#### [TASK INSTRUCTIONS]
Find every line with the word "территориального". Copy those lines.

#### [DATA FOR THIS TASK]

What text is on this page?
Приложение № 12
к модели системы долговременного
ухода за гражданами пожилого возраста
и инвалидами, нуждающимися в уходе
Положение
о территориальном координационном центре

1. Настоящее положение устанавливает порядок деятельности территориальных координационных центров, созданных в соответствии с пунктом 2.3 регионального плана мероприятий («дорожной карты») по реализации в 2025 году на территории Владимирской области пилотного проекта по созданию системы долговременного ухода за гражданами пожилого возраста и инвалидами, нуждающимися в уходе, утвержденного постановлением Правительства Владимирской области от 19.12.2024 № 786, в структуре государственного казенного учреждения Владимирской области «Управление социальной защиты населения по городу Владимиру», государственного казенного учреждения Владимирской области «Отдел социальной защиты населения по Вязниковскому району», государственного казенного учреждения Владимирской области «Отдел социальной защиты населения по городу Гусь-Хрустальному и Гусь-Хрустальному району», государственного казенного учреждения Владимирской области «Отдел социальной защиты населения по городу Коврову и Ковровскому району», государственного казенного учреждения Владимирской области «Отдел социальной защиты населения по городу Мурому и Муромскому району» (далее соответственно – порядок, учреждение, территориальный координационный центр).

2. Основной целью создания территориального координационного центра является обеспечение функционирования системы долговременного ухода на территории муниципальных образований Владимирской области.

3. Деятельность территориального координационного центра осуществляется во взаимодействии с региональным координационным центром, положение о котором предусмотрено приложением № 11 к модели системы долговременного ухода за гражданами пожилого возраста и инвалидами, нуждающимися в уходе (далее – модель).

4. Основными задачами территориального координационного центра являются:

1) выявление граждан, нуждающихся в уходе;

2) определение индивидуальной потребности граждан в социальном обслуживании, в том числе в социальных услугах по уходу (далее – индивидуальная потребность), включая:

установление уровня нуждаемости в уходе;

#### [RESPONSE TO THIS EXERCISE]
2. Основной целью создания территориального координационного центра является обеспечение функционирования системы долговременного ухода на территории муниципальных образований Владимирской области.
3. Деятельность территориального координационного центра осуществляется во взаимодействии с региональным координационным центром, положение о котором предусмотрено приложением № 11 к модели системы долговременного ухода за гражданами пожилого возраста и инвалидами, нуждающимися в уходе (далее – модель).
4. Основными задачами территориального координационного центра являются:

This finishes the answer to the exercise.